Short problem
Identify every line in the records below that contains the word "this", and copy each of those lines.

Records provided
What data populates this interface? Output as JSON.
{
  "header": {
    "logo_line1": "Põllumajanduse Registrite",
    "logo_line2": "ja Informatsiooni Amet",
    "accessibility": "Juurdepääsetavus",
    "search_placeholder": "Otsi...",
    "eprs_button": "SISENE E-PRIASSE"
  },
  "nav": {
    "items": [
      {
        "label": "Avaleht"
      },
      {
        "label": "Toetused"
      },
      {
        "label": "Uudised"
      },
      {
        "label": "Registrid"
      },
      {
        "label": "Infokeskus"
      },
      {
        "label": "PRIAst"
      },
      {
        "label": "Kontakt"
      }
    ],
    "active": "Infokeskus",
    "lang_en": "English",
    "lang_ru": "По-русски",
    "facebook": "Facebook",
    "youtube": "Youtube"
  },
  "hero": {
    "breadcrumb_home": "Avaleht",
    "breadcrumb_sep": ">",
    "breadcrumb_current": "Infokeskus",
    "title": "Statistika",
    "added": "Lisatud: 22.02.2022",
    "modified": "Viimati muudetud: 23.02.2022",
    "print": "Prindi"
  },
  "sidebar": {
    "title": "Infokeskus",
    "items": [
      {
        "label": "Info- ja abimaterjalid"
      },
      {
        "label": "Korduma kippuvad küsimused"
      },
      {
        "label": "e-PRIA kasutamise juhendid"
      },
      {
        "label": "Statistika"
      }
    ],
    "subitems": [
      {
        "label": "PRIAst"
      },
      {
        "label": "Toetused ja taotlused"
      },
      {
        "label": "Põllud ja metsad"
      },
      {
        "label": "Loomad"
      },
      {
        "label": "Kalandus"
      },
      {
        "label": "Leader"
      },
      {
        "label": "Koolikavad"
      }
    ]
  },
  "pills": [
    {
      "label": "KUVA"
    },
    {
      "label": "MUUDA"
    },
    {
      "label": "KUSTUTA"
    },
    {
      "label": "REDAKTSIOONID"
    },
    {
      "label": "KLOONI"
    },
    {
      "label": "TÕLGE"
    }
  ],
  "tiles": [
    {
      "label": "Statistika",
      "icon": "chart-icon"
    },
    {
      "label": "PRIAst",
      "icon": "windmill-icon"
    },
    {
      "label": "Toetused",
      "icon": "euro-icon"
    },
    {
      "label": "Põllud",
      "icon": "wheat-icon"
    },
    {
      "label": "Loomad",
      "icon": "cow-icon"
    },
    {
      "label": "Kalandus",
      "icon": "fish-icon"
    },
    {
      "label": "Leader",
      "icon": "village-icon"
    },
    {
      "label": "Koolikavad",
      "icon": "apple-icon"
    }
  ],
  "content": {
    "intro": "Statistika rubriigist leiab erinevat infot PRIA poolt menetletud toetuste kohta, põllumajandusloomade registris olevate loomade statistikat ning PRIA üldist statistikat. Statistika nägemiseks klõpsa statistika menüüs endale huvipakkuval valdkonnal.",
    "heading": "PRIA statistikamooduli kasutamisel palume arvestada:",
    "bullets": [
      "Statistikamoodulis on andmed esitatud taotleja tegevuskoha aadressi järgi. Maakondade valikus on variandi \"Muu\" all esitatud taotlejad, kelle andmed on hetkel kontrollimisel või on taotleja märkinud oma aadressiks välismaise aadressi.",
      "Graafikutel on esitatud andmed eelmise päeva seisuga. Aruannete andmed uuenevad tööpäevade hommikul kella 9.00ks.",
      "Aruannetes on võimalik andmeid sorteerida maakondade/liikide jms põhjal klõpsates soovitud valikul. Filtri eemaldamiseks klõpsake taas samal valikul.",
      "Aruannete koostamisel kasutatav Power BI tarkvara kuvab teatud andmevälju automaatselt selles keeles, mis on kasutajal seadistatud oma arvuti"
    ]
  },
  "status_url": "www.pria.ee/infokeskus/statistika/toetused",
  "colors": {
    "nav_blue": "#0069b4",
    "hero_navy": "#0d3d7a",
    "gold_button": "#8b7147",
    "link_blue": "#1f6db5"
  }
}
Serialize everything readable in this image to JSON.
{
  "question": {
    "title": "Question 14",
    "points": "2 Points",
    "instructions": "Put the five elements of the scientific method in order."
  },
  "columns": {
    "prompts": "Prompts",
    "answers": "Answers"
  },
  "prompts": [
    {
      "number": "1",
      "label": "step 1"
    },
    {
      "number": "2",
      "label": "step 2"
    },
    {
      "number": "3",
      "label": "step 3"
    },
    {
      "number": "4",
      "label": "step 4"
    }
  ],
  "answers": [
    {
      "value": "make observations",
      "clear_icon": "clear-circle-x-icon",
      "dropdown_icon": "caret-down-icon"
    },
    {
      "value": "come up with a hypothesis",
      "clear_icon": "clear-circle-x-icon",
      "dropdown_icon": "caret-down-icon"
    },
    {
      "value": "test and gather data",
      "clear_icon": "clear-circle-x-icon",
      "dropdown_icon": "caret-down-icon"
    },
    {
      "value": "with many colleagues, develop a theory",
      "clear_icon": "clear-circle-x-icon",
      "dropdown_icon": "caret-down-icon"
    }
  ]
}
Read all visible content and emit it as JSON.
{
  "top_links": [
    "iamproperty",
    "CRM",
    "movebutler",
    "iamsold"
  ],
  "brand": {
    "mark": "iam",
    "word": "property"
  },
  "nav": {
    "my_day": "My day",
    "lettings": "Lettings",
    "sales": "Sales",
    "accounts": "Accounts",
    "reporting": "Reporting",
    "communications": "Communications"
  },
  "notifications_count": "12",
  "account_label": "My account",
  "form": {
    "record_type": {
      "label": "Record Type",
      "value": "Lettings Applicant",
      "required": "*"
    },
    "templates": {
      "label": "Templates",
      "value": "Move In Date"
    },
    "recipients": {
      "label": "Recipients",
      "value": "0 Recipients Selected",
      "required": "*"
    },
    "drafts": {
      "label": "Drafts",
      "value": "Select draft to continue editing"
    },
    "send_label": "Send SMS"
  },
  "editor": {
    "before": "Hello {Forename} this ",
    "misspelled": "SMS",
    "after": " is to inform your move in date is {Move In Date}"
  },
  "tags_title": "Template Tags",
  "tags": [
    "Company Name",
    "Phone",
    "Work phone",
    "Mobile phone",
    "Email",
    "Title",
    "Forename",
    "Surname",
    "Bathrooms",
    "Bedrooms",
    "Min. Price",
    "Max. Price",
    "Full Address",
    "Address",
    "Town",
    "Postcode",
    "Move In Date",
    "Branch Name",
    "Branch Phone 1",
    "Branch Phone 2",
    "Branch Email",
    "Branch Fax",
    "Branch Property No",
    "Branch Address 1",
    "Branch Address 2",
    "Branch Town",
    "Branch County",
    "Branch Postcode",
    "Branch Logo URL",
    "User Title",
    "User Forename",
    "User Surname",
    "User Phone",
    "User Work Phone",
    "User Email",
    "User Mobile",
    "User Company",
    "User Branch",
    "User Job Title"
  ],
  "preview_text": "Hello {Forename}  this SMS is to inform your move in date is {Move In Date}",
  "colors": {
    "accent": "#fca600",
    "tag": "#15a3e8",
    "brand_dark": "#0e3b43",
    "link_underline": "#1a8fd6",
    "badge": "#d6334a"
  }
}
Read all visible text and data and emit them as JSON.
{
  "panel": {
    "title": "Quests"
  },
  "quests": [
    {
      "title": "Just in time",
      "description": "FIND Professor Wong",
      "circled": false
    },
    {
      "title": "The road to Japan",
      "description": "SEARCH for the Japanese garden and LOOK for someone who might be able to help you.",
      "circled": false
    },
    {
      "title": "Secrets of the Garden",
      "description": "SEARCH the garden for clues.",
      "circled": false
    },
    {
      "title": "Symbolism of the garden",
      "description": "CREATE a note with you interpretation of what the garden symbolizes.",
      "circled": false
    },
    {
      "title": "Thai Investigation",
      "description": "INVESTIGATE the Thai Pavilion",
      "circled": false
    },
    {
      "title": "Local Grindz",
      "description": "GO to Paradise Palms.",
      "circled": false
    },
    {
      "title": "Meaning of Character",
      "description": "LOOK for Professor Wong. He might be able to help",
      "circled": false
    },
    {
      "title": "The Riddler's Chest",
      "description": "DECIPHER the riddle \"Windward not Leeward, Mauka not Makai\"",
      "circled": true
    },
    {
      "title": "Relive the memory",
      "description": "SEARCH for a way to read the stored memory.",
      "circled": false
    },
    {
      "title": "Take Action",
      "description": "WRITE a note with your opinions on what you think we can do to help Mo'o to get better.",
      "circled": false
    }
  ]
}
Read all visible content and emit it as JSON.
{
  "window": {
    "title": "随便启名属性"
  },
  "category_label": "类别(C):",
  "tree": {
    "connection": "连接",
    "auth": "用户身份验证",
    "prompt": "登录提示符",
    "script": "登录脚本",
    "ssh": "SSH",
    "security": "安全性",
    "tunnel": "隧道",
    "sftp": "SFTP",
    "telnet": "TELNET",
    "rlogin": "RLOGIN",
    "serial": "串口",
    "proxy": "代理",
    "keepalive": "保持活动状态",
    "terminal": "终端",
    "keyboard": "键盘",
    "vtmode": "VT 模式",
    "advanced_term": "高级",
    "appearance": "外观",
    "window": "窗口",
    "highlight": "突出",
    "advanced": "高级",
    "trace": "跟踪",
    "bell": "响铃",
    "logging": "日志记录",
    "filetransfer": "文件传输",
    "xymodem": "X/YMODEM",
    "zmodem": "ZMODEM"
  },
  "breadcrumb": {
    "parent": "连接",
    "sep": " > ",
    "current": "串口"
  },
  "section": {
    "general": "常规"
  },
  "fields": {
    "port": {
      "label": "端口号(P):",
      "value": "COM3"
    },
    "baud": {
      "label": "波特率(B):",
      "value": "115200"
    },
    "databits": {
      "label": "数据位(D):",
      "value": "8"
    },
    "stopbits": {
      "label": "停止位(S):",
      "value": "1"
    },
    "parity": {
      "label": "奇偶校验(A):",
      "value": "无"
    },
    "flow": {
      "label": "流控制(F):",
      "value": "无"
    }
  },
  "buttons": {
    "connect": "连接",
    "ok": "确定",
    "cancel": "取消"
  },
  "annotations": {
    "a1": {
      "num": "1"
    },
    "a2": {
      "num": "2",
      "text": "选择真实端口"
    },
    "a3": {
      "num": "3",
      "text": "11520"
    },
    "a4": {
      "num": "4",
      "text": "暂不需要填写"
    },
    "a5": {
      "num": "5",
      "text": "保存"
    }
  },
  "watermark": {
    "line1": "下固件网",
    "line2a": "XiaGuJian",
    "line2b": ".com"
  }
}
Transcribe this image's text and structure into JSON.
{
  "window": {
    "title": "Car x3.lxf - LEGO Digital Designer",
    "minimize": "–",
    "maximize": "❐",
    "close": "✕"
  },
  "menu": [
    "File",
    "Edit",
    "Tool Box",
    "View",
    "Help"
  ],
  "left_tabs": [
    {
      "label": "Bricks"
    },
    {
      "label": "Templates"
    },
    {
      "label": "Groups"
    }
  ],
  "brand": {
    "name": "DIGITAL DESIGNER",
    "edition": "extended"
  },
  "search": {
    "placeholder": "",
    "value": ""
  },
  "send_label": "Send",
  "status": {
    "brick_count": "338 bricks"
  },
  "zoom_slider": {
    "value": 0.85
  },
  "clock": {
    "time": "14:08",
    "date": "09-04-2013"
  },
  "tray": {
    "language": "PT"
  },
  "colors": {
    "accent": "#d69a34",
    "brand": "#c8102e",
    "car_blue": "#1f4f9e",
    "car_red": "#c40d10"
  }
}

Output of the task
What data populates this interface? Output as JSON.
Serialize everything readable in this image to JSON.
    "before": "Hello {Forename} this ",
  "preview_text": "Hello {Forename}  this SMS is to inform your move in date is {Move In Date}",
Transcribe this image's text and structure into JSON.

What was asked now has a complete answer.